_Records for the task_:
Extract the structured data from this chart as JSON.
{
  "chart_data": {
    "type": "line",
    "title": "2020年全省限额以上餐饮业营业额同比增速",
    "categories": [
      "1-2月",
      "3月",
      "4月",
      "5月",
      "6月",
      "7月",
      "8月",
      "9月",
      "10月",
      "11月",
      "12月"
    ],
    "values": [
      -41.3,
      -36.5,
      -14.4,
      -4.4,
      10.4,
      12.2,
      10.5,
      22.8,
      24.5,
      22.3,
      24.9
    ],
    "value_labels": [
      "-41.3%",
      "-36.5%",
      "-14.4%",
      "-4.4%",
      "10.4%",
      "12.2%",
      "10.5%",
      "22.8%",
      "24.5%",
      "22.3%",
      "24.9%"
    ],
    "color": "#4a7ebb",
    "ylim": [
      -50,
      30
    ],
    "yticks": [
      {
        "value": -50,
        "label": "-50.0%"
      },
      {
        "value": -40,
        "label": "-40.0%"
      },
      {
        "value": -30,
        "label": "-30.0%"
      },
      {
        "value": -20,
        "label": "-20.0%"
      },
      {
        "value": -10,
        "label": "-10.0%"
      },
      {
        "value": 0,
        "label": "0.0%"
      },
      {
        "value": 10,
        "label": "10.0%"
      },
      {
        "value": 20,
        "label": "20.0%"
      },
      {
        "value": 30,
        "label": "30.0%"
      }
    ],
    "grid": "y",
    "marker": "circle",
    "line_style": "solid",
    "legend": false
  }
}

_The task_: Return the listing above word for word.

_Answer to the task_:
Extract the structured data from this chart as JSON.
{
  "chart_data": {
    "type": "line",
    "title": "2020年全省限额以上餐饮业营业额同比增速",
    "categories": [
      "1-2月",
      "3月",
      "4月",
      "5月",
      "6月",
      "7月",
      "8月",
      "9月",
      "10月",
      "11月",
      "12月"
    ],
    "values": [
      -41.3,
      -36.5,
      -14.4,
      -4.4,
      10.4,
      12.2,
      10.5,
      22.8,
      24.5,
      22.3,
      24.9
    ],
    "value_labels": [
      "-41.3%",
      "-36.5%",
      "-14.4%",
      "-4.4%",
      "10.4%",
      "12.2%",
      "10.5%",
      "22.8%",
      "24.5%",
      "22.3%",
      "24.9%"
    ],
    "color": "#4a7ebb",
    "ylim": [
      -50,
      30
    ],
    "yticks": [
      {
        "value": -50,
        "label": "-50.0%"
      },
      {
        "value": -40,
        "label": "-40.0%"
      },
      {
        "value": -30,
        "label": "-30.0%"
      },
      {
        "value": -20,
        "label": "-20.0%"
      },
      {
        "value": -10,
        "label": "-10.0%"
      },
      {
        "value": 0,
        "label": "0.0%"
      },
      {
        "value": 10,
        "label": "10.0%"
      },
      {
        "value": 20,
        "label": "20.0%"
      },
      {
        "value": 30,
        "label": "30.0%"
      }
    ],
    "grid": "y",
    "marker": "circle",
    "line_style": "solid",
    "legend": false
  }
}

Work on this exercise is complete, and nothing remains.